Aim:
Copy out the lines of the records from the line containing "Bar — [208, 204, 282, 230]" through the end of the records, inclusive. Do not include the pictures.

Task data:
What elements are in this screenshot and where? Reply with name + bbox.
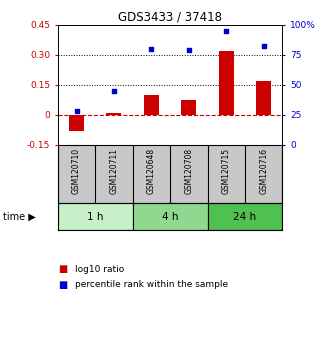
Bar — [208, 204, 282, 230]
Bar — [181, 100, 196, 115]
Text: GSM120711: GSM120711 — [109, 148, 118, 194]
Text: GSM120648: GSM120648 — [147, 148, 156, 194]
Text: GSM120708: GSM120708 — [184, 148, 193, 194]
Text: percentile rank within the sample: percentile rank within the sample — [75, 280, 229, 290]
Point — [74, 108, 79, 114]
Point — [186, 47, 191, 53]
Text: 24 h: 24 h — [233, 212, 256, 222]
Text: GSM120716: GSM120716 — [259, 148, 268, 194]
Text: GSM120715: GSM120715 — [222, 148, 231, 194]
Title: GDS3433 / 37418: GDS3433 / 37418 — [118, 11, 222, 24]
Text: 1 h: 1 h — [87, 212, 103, 222]
Point — [111, 88, 117, 93]
Text: ■: ■ — [58, 264, 67, 274]
Text: log10 ratio: log10 ratio — [75, 264, 125, 274]
Bar — [58, 204, 133, 230]
Bar — [133, 204, 208, 230]
Bar — [69, 115, 84, 131]
Bar — [219, 51, 234, 115]
Bar — [256, 81, 271, 115]
Text: GSM120710: GSM120710 — [72, 148, 81, 194]
Bar — [107, 113, 121, 115]
Text: 4 h: 4 h — [162, 212, 178, 222]
Point — [149, 46, 154, 52]
Point — [224, 28, 229, 34]
Point — [261, 44, 266, 49]
Text: time ▶: time ▶ — [3, 212, 36, 222]
Text: ■: ■ — [58, 280, 67, 290]
Bar — [144, 95, 159, 115]
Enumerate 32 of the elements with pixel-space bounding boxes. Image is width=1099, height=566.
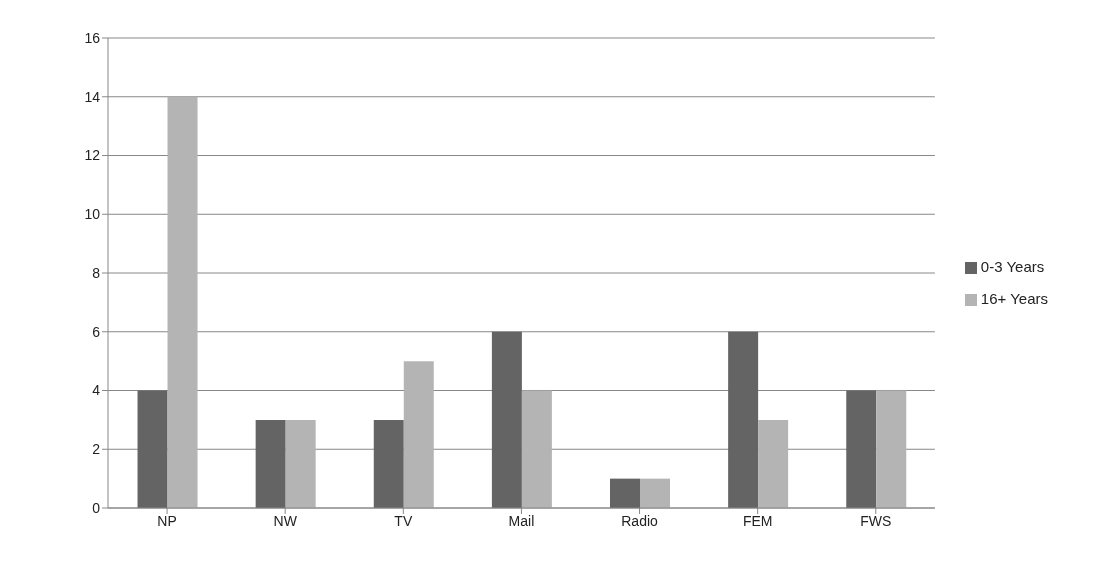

Exercise answer:
Bar — [208, 204, 282, 230]
Bar — [181, 100, 196, 115]
Text: GSM120711: GSM120711 — [109, 148, 118, 194]
Text: GSM120648: GSM120648 — [147, 148, 156, 194]
Text: GSM120708: GSM120708 — [184, 148, 193, 194]
Text: percentile rank within the sample: percentile rank within the sample — [75, 280, 229, 290]
Point — [74, 108, 79, 114]
Point — [186, 47, 191, 53]
Text: 24 h: 24 h — [233, 212, 256, 222]
Text: GSM120716: GSM120716 — [259, 148, 268, 194]
Text: GSM120715: GSM120715 — [222, 148, 231, 194]
Title: GDS3433 / 37418: GDS3433 / 37418 — [118, 11, 222, 24]
Text: 1 h: 1 h — [87, 212, 103, 222]
Point — [111, 88, 117, 93]
Text: ■: ■ — [58, 264, 67, 274]
Text: log10 ratio: log10 ratio — [75, 264, 125, 274]
Bar — [58, 204, 133, 230]
Bar — [133, 204, 208, 230]
Bar — [69, 115, 84, 131]
Bar — [219, 51, 234, 115]
Bar — [256, 81, 271, 115]
Text: GSM120710: GSM120710 — [72, 148, 81, 194]
Bar — [107, 113, 121, 115]
Text: 4 h: 4 h — [162, 212, 178, 222]
Point — [149, 46, 154, 52]
Point — [224, 28, 229, 34]
Point — [261, 44, 266, 49]
Text: time ▶: time ▶ — [3, 212, 36, 222]
Text: ■: ■ — [58, 280, 67, 290]
Bar — [144, 95, 159, 115]
Enumerate 32 of the elements with pixel-space bounding boxes. Image is width=1099, height=566.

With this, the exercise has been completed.